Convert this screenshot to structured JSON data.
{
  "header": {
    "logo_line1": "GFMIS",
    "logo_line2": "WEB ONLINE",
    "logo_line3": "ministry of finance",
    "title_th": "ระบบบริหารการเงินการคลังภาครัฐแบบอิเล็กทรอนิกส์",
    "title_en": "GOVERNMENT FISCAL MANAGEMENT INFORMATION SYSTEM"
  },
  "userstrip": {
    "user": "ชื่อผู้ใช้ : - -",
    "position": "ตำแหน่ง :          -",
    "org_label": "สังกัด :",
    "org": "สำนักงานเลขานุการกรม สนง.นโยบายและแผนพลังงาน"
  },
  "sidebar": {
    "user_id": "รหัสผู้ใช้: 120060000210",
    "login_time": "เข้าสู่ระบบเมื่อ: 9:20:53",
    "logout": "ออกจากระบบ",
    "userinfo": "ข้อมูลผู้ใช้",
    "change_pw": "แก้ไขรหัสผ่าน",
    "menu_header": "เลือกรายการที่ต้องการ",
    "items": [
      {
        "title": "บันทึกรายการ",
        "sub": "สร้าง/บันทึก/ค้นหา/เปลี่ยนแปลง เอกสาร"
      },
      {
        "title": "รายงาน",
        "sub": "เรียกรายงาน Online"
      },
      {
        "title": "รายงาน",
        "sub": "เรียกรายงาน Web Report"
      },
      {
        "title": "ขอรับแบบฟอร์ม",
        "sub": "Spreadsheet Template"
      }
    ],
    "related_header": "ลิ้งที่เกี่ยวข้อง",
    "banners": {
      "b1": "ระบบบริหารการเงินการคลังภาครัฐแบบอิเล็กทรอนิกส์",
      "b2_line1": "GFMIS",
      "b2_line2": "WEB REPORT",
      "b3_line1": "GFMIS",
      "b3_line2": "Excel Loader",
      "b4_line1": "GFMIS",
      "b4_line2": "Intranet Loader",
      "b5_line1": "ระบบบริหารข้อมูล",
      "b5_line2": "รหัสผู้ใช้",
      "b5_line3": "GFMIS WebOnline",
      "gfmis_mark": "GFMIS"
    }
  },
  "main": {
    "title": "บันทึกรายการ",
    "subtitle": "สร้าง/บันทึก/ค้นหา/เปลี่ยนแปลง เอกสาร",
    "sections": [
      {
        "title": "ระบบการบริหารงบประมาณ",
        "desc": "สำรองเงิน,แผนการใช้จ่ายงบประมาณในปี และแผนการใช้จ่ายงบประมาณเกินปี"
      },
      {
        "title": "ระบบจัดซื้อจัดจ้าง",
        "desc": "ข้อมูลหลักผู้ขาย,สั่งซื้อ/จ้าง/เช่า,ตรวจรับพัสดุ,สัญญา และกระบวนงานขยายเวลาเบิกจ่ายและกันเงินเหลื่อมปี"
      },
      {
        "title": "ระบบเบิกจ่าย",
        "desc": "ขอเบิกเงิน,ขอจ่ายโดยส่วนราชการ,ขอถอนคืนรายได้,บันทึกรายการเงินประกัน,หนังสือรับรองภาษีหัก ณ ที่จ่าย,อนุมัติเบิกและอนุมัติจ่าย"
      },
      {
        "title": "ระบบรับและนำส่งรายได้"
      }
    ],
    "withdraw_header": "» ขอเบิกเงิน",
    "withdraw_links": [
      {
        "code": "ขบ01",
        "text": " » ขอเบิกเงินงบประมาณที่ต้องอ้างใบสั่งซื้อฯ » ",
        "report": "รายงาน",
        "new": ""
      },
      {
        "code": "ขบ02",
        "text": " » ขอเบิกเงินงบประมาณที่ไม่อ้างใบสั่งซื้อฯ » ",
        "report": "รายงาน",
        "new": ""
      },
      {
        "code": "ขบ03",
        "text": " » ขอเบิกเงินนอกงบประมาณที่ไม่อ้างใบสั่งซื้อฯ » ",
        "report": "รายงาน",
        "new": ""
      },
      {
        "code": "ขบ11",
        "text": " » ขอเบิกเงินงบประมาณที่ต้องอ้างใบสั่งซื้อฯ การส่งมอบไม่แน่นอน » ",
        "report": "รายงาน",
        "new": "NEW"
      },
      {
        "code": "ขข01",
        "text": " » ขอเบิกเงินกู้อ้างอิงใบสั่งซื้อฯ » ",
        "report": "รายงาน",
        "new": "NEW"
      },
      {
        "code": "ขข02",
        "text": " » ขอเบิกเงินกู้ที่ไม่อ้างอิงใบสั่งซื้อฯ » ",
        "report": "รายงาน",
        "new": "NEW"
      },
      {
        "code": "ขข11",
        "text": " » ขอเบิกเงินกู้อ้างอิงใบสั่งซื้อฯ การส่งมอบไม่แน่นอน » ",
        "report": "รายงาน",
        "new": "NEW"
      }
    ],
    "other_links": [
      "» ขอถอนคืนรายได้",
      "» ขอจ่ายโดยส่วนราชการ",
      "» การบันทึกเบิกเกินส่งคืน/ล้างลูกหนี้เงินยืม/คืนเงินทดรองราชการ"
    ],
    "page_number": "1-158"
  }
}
====
● **The request**
Gather every line containing the word "งมอบไม" and copy it.

● **Written response**
        "text": " » ขอเบิกเงินงบประมาณที่ต้องอ้างใบสั่งซื้อฯ การส่งมอบไม่แน่นอน » ",
        "text": " » ขอเบิกเงินกู้อ้างอิงใบสั่งซื้อฯ การส่งมอบไม่แน่นอน » ",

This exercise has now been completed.